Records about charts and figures
-- start --

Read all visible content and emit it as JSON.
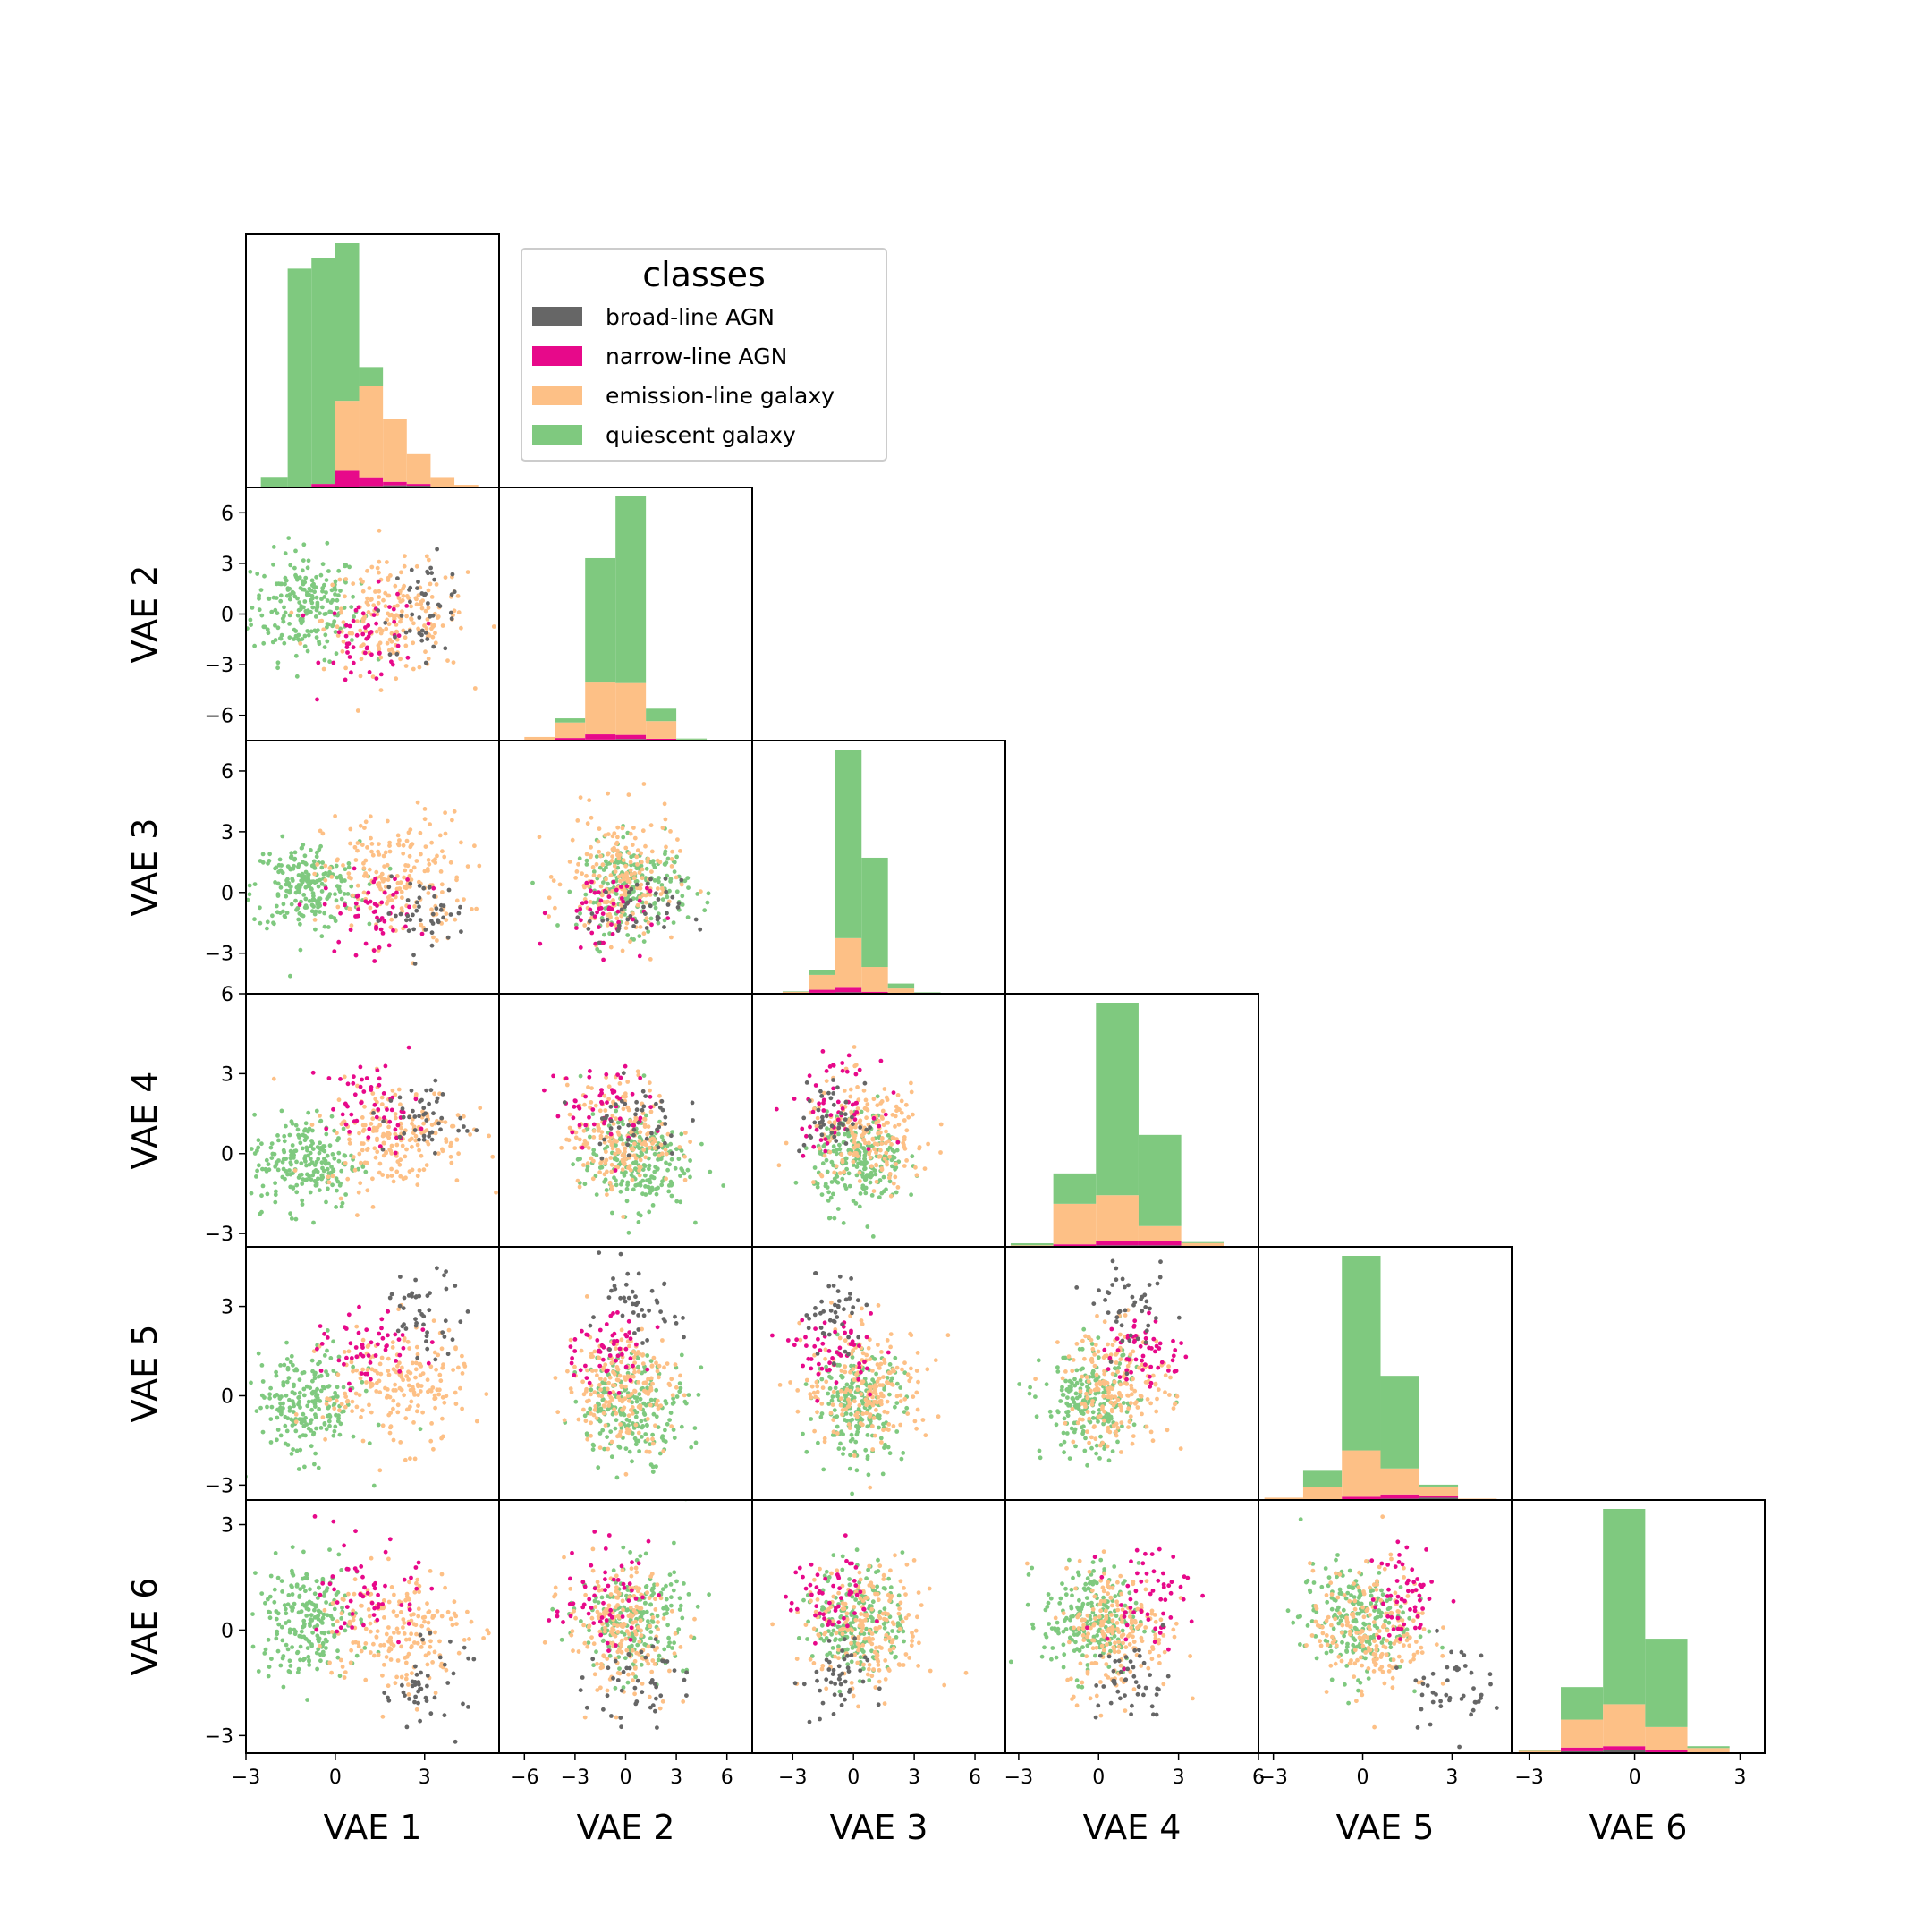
{
  "chart_data": {
    "type": "corner",
    "variables": [
      "VAE 1",
      "VAE 2",
      "VAE 3",
      "VAE 4",
      "VAE 5",
      "VAE 6"
    ],
    "ranges": [
      [
        -3,
        5.5
      ],
      [
        -7.5,
        7.5
      ],
      [
        -5,
        7.5
      ],
      [
        -3.5,
        6
      ],
      [
        -3.5,
        5
      ],
      [
        -3.5,
        3.7
      ]
    ],
    "ticks": [
      [
        -3,
        0,
        3
      ],
      [
        -6,
        -3,
        0,
        3,
        6
      ],
      [
        -3,
        0,
        3,
        6
      ],
      [
        -3,
        0,
        3,
        6
      ],
      [
        -3,
        0,
        3
      ],
      [
        -3,
        0,
        3
      ]
    ],
    "legend": {
      "title": "classes",
      "entries": [
        {
          "name": "broad-line AGN",
          "color": "#666666"
        },
        {
          "name": "narrow-line AGN",
          "color": "#e7098a"
        },
        {
          "name": "emission-line galaxy",
          "color": "#fdc086"
        },
        {
          "name": "quiescent galaxy",
          "color": "#7fc97f"
        }
      ]
    },
    "class_centers": {
      "quiescent galaxy": [
        -1.0,
        0.5,
        0.3,
        -0.3,
        -0.3,
        0.3
      ],
      "emission-line galaxy": [
        2.0,
        -0.3,
        0.7,
        0.7,
        0.3,
        0.0
      ],
      "narrow-line AGN": [
        1.2,
        -1.5,
        -1.0,
        1.8,
        1.5,
        1.0
      ],
      "broad-line AGN": [
        3.0,
        0.5,
        -1.0,
        1.3,
        2.8,
        -1.5
      ]
    },
    "histograms": [
      {
        "variable": "VAE 1",
        "bin_edges": [
          -2.5,
          -1.6,
          -0.8,
          0,
          0.8,
          1.6,
          2.4,
          3.2,
          4.0,
          4.8
        ],
        "counts": {
          "quiescent galaxy": [
            60,
            1250,
            1290,
            900,
            110,
            0,
            0,
            0,
            0
          ],
          "emission-line galaxy": [
            0,
            0,
            0,
            400,
            520,
            360,
            170,
            55,
            15
          ],
          "narrow-line AGN": [
            0,
            0,
            20,
            90,
            50,
            20,
            10,
            0,
            0
          ],
          "broad-line AGN": [
            0,
            0,
            0,
            5,
            8,
            12,
            10,
            4,
            0
          ]
        }
      },
      {
        "variable": "VAE 2",
        "bin_edges": [
          -6,
          -4.2,
          -2.4,
          -0.6,
          1.2,
          3.0,
          4.8
        ],
        "counts": {
          "quiescent galaxy": [
            0,
            40,
            1200,
            1800,
            120,
            10
          ],
          "emission-line galaxy": [
            30,
            150,
            500,
            500,
            170,
            10
          ],
          "narrow-line AGN": [
            5,
            20,
            50,
            40,
            10,
            0
          ],
          "broad-line AGN": [
            0,
            5,
            10,
            15,
            8,
            0
          ]
        }
      },
      {
        "variable": "VAE 3",
        "bin_edges": [
          -3.5,
          -2.2,
          -0.9,
          0.4,
          1.7,
          3.0,
          4.3
        ],
        "counts": {
          "quiescent galaxy": [
            5,
            50,
            1900,
            1100,
            50,
            5
          ],
          "emission-line galaxy": [
            15,
            150,
            500,
            250,
            50,
            10
          ],
          "narrow-line AGN": [
            5,
            30,
            45,
            15,
            3,
            0
          ],
          "broad-line AGN": [
            0,
            10,
            15,
            5,
            0,
            0
          ]
        }
      },
      {
        "variable": "VAE 4",
        "bin_edges": [
          -3.3,
          -1.7,
          -0.1,
          1.5,
          3.1,
          4.7
        ],
        "counts": {
          "quiescent galaxy": [
            20,
            300,
            1900,
            900,
            10
          ],
          "emission-line galaxy": [
            15,
            400,
            450,
            150,
            30
          ],
          "narrow-line AGN": [
            0,
            20,
            45,
            40,
            5
          ],
          "broad-line AGN": [
            0,
            5,
            15,
            15,
            2
          ]
        }
      },
      {
        "variable": "VAE 5",
        "bin_edges": [
          -3.3,
          -2.0,
          -0.7,
          0.6,
          1.9,
          3.2,
          4.5
        ],
        "counts": {
          "quiescent galaxy": [
            0,
            180,
            2100,
            1000,
            20,
            0
          ],
          "emission-line galaxy": [
            25,
            130,
            500,
            280,
            100,
            10
          ],
          "narrow-line AGN": [
            0,
            5,
            30,
            45,
            20,
            0
          ],
          "broad-line AGN": [
            0,
            0,
            5,
            15,
            25,
            5
          ]
        }
      },
      {
        "variable": "VAE 6",
        "bin_edges": [
          -3.3,
          -2.1,
          -0.9,
          0.3,
          1.5,
          2.7
        ],
        "counts": {
          "quiescent galaxy": [
            10,
            350,
            2100,
            950,
            20
          ],
          "emission-line galaxy": [
            20,
            300,
            450,
            250,
            50
          ],
          "narrow-line AGN": [
            3,
            40,
            45,
            20,
            3
          ],
          "broad-line AGN": [
            2,
            20,
            30,
            10,
            2
          ]
        }
      }
    ]
  }
}
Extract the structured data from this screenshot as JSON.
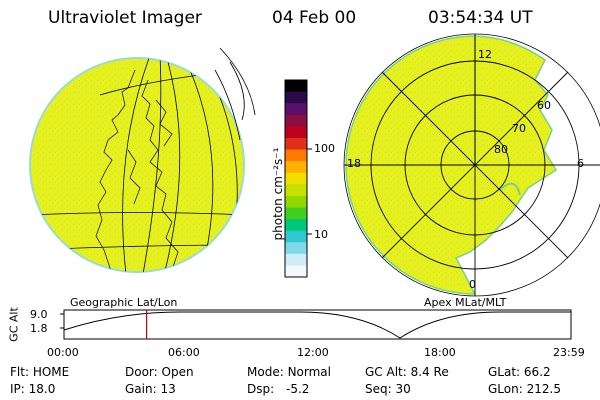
{
  "header": {
    "instrument": "Ultraviolet Imager",
    "date": "04 Feb 00",
    "time": "03:54:34 UT"
  },
  "colorbar": {
    "label": "photon cm⁻²s⁻¹",
    "ticks": [
      "100",
      "10"
    ],
    "colors": [
      "#000000",
      "#2a0a4a",
      "#5a0f6a",
      "#8a0f40",
      "#c00020",
      "#e0301a",
      "#ff7a00",
      "#ffb000",
      "#f0e000",
      "#c8e000",
      "#90d800",
      "#40d020",
      "#00c878",
      "#30c8d0",
      "#80d8e8",
      "#d0ecf4",
      "#f4f8fb"
    ]
  },
  "geo_map": {
    "label": "Geographic Lat/Lon",
    "fill": "#e6f01e"
  },
  "polar_map": {
    "label": "Apex MLat/MLT",
    "mlt_labels": {
      "top": "12",
      "left": "18",
      "right": "6",
      "bottom": "0"
    },
    "lat_labels": [
      "60",
      "70",
      "80"
    ],
    "fill": "#e6f01e"
  },
  "altitude_plot": {
    "axis_label": "GC Alt",
    "y_ticks": [
      "9.0",
      "1.8"
    ],
    "x_ticks": [
      "00:00",
      "06:00",
      "12:00",
      "18:00",
      "23:59"
    ],
    "current_time_hours": 3.91,
    "marker_color": "#cc0000"
  },
  "status": {
    "row1": [
      {
        "label": "Flt:",
        "value": "HOME"
      },
      {
        "label": "Door:",
        "value": "Open"
      },
      {
        "label": "Mode:",
        "value": "Normal"
      },
      {
        "label": "GC Alt:",
        "value": "8.4 Re"
      },
      {
        "label": "GLat:",
        "value": "66.2"
      }
    ],
    "row2": [
      {
        "label": "IP:",
        "value": "18.0"
      },
      {
        "label": "Gain:",
        "value": "13"
      },
      {
        "label": "Dsp:",
        "value": "-5.2"
      },
      {
        "label": "Seq:",
        "value": "30"
      },
      {
        "label": "GLon:",
        "value": "212.5"
      }
    ]
  }
}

-- end --

(Do this):
Would you mind returning each entry above word for word, skipping the images?

(Correct result):
Read all visible content and emit it as JSON.
{
  "chart_data": {
    "type": "corner",
    "variables": [
      "VAE 1",
      "VAE 2",
      "VAE 3",
      "VAE 4",
      "VAE 5",
      "VAE 6"
    ],
    "ranges": [
      [
        -3,
        5.5
      ],
      [
        -7.5,
        7.5
      ],
      [
        -5,
        7.5
      ],
      [
        -3.5,
        6
      ],
      [
        -3.5,
        5
      ],
      [
        -3.5,
        3.7
      ]
    ],
    "ticks": [
      [
        -3,
        0,
        3
      ],
      [
        -6,
        -3,
        0,
        3,
        6
      ],
      [
        -3,
        0,
        3,
        6
      ],
      [
        -3,
        0,
        3,
        6
      ],
      [
        -3,
        0,
        3
      ],
      [
        -3,
        0,
        3
      ]
    ],
    "legend": {
      "title": "classes",
      "entries": [
        {
          "name": "broad-line AGN",
          "color": "#666666"
        },
        {
          "name": "narrow-line AGN",
          "color": "#e7098a"
        },
        {
          "name": "emission-line galaxy",
          "color": "#fdc086"
        },
        {
          "name": "quiescent galaxy",
          "color": "#7fc97f"
        }
      ]
    },
    "class_centers": {
      "quiescent galaxy": [
        -1.0,
        0.5,
        0.3,
        -0.3,
        -0.3,
        0.3
      ],
      "emission-line galaxy": [
        2.0,
        -0.3,
        0.7,
        0.7,
        0.3,
        0.0
      ],
      "narrow-line AGN": [
        1.2,
        -1.5,
        -1.0,
        1.8,
        1.5,
        1.0
      ],
      "broad-line AGN": [
        3.0,
        0.5,
        -1.0,
        1.3,
        2.8,
        -1.5
      ]
    },
    "histograms": [
      {
        "variable": "VAE 1",
        "bin_edges": [
          -2.5,
          -1.6,
          -0.8,
          0,
          0.8,
          1.6,
          2.4,
          3.2,
          4.0,
          4.8
        ],
        "counts": {
          "quiescent galaxy": [
            60,
            1250,
            1290,
            900,
            110,
            0,
            0,
            0,
            0
          ],
          "emission-line galaxy": [
            0,
            0,
            0,
            400,
            520,
            360,
            170,
            55,
            15
          ],
          "narrow-line AGN": [
            0,
            0,
            20,
            90,
            50,
            20,
            10,
            0,
            0
          ],
          "broad-line AGN": [
            0,
            0,
            0,
            5,
            8,
            12,
            10,
            4,
            0
          ]
        }
      },
      {
        "variable": "VAE 2",
        "bin_edges": [
          -6,
          -4.2,
          -2.4,
          -0.6,
          1.2,
          3.0,
          4.8
        ],
        "counts": {
          "quiescent galaxy": [
            0,
            40,
            1200,
            1800,
            120,
            10
          ],
          "emission-line galaxy": [
            30,
            150,
            500,
            500,
            170,
            10
          ],
          "narrow-line AGN": [
            5,
            20,
            50,
            40,
            10,
            0
          ],
          "broad-line AGN": [
            0,
            5,
            10,
            15,
            8,
            0
          ]
        }
      },
      {
        "variable": "VAE 3",
        "bin_edges": [
          -3.5,
          -2.2,
          -0.9,
          0.4,
          1.7,
          3.0,
          4.3
        ],
        "counts": {
          "quiescent galaxy": [
            5,
            50,
            1900,
            1100,
            50,
            5
          ],
          "emission-line galaxy": [
            15,
            150,
            500,
            250,
            50,
            10
          ],
          "narrow-line AGN": [
            5,
            30,
            45,
            15,
            3,
            0
          ],
          "broad-line AGN": [
            0,
            10,
            15,
            5,
            0,
            0
          ]
        }
      },
      {
        "variable": "VAE 4",
        "bin_edges": [
          -3.3,
          -1.7,
          -0.1,
          1.5,
          3.1,
          4.7
        ],
        "counts": {
          "quiescent galaxy": [
            20,
            300,
            1900,
            900,
            10
          ],
          "emission-line galaxy": [
            15,
            400,
            450,
            150,
            30
          ],
          "narrow-line AGN": [
            0,
            20,
            45,
            40,
            5
          ],
          "broad-line AGN": [
            0,
            5,
            15,
            15,
            2
          ]
        }
      },
      {
        "variable": "VAE 5",
        "bin_edges": [
          -3.3,
          -2.0,
          -0.7,
          0.6,
          1.9,
          3.2,
          4.5
        ],
        "counts": {
          "quiescent galaxy": [
            0,
            180,
            2100,
            1000,
            20,
            0
          ],
          "emission-line galaxy": [
            25,
            130,
            500,
            280,
            100,
            10
          ],
          "narrow-line AGN": [
            0,
            5,
            30,
            45,
            20,
            0
          ],
          "broad-line AGN": [
            0,
            0,
            5,
            15,
            25,
            5
          ]
        }
      },
      {
        "variable": "VAE 6",
        "bin_edges": [
          -3.3,
          -2.1,
          -0.9,
          0.3,
          1.5,
          2.7
        ],
        "counts": {
          "quiescent galaxy": [
            10,
            350,
            2100,
            950,
            20
          ],
          "emission-line galaxy": [
            20,
            300,
            450,
            250,
            50
          ],
          "narrow-line AGN": [
            3,
            40,
            45,
            20,
            3
          ],
          "broad-line AGN": [
            2,
            20,
            30,
            10,
            2
          ]
        }
      }
    ]
  }
}
Extract the structured data from this screenshot as JSON.
{
  "header": {
    "instrument": "Ultraviolet Imager",
    "date": "04 Feb 00",
    "time": "03:54:34 UT"
  },
  "colorbar": {
    "label": "photon cm⁻²s⁻¹",
    "ticks": [
      "100",
      "10"
    ],
    "colors": [
      "#000000",
      "#2a0a4a",
      "#5a0f6a",
      "#8a0f40",
      "#c00020",
      "#e0301a",
      "#ff7a00",
      "#ffb000",
      "#f0e000",
      "#c8e000",
      "#90d800",
      "#40d020",
      "#00c878",
      "#30c8d0",
      "#80d8e8",
      "#d0ecf4",
      "#f4f8fb"
    ]
  },
  "geo_map": {
    "label": "Geographic Lat/Lon",
    "fill": "#e6f01e"
  },
  "polar_map": {
    "label": "Apex MLat/MLT",
    "mlt_labels": {
      "top": "12",
      "left": "18",
      "right": "6",
      "bottom": "0"
    },
    "lat_labels": [
      "60",
      "70",
      "80"
    ],
    "fill": "#e6f01e"
  },
  "altitude_plot": {
    "axis_label": "GC Alt",
    "y_ticks": [
      "9.0",
      "1.8"
    ],
    "x_ticks": [
      "00:00",
      "06:00",
      "12:00",
      "18:00",
      "23:59"
    ],
    "current_time_hours": 3.91,
    "marker_color": "#cc0000"
  },
  "status": {
    "row1": [
      {
        "label": "Flt:",
        "value": "HOME"
      },
      {
        "label": "Door:",
        "value": "Open"
      },
      {
        "label": "Mode:",
        "value": "Normal"
      },
      {
        "label": "GC Alt:",
        "value": "8.4 Re"
      },
      {
        "label": "GLat:",
        "value": "66.2"
      }
    ],
    "row2": [
      {
        "label": "IP:",
        "value": "18.0"
      },
      {
        "label": "Gain:",
        "value": "13"
      },
      {
        "label": "Dsp:",
        "value": "-5.2"
      },
      {
        "label": "Seq:",
        "value": "30"
      },
      {
        "label": "GLon:",
        "value": "212.5"
      }
    ]
  }
}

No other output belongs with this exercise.